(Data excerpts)
━━━━

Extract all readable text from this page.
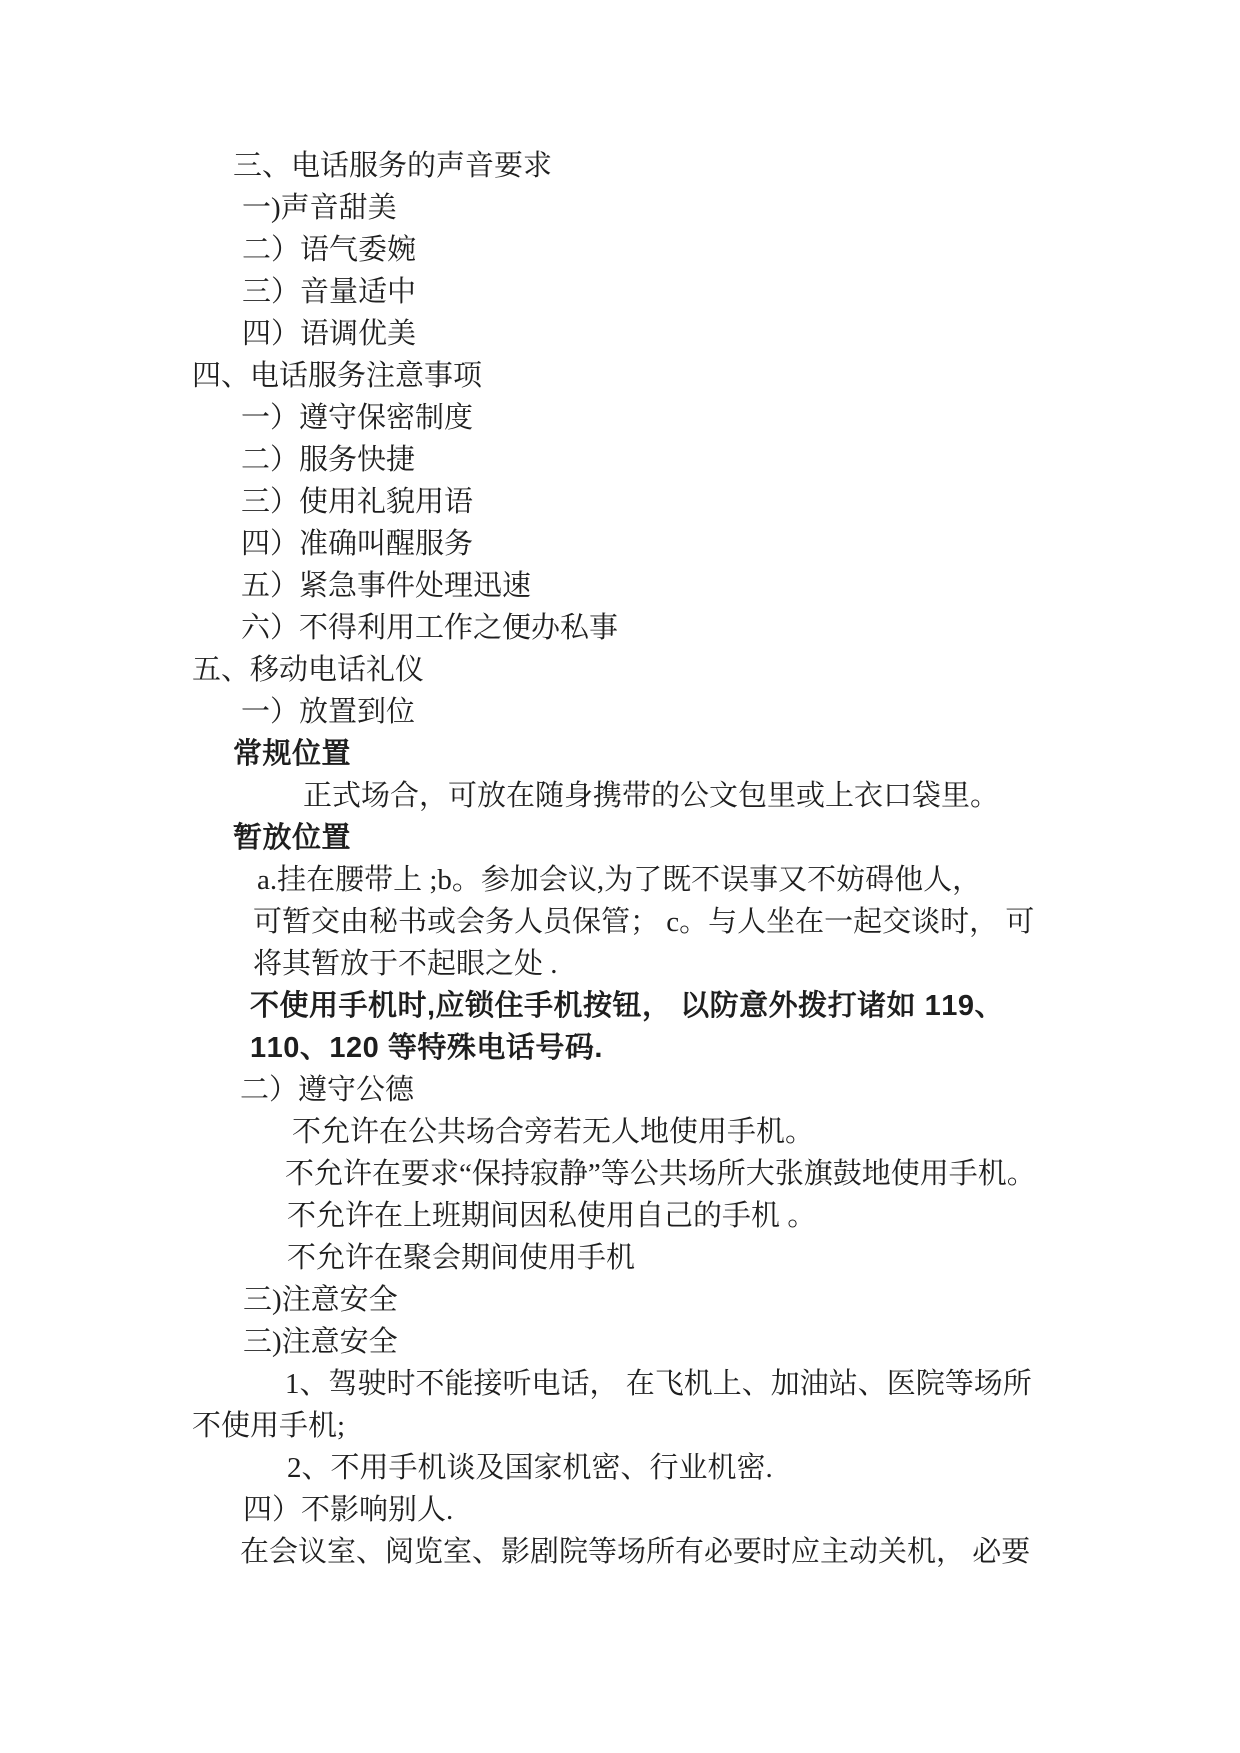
三、电话服务的声音要求
一)声音甜美
二）语气委婉
三）音量适中
四）语调优美
四、电话服务注意事项
一）遵守保密制度
二）服务快捷
三）使用礼貌用语
四）准确叫醒服务
五）紧急事件处理迅速
六）不得利用工作之便办私事
五、移动电话礼仪
一）放置到位
常规位置
正式场合，可放在随身携带的公文包里或上衣口袋里。
暂放位置
a.挂在腰带上 ;b。参加会议,为了既不误事又不妨碍他人，
可暂交由秘书或会务人员保管； c。与人坐在一起交谈时， 可
将其暂放于不起眼之处 .
不使用手机时,应锁住手机按钮， 以防意外拨打诸如 119、
110、120 等特殊电话号码.
二）遵守公德
不允许在公共场合旁若无人地使用手机。
不允许在要求“保持寂静”等公共场所大张旗鼓地使用手机。
不允许在上班期间因私使用自己的手机 。
不允许在聚会期间使用手机
三)注意安全
三)注意安全
1、驾驶时不能接听电话， 在飞机上、加油站、医院等场所
不使用手机;
2、不用手机谈及国家机密、行业机密.
四）不影响别人.
在会议室、阅览室、影剧院等场所有必要时应主动关机， 必要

━━━━

Aim:
Leave out the pictures and retype every line above exactly.

Full answer:
Extract all readable text from this page.
三、电话服务的声音要求
一)声音甜美
二）语气委婉
三）音量适中
四）语调优美
四、电话服务注意事项
一）遵守保密制度
二）服务快捷
三）使用礼貌用语
四）准确叫醒服务
五）紧急事件处理迅速
六）不得利用工作之便办私事
五、移动电话礼仪
一）放置到位
常规位置
正式场合，可放在随身携带的公文包里或上衣口袋里。
暂放位置
a.挂在腰带上 ;b。参加会议,为了既不误事又不妨碍他人，
可暂交由秘书或会务人员保管； c。与人坐在一起交谈时， 可
将其暂放于不起眼之处 .
不使用手机时,应锁住手机按钮， 以防意外拨打诸如 119、
110、120 等特殊电话号码.
二）遵守公德
不允许在公共场合旁若无人地使用手机。
不允许在要求“保持寂静”等公共场所大张旗鼓地使用手机。
不允许在上班期间因私使用自己的手机 。
不允许在聚会期间使用手机
三)注意安全
三)注意安全
1、驾驶时不能接听电话， 在飞机上、加油站、医院等场所
不使用手机;
2、不用手机谈及国家机密、行业机密.
四）不影响别人.
在会议室、阅览室、影剧院等场所有必要时应主动关机， 必要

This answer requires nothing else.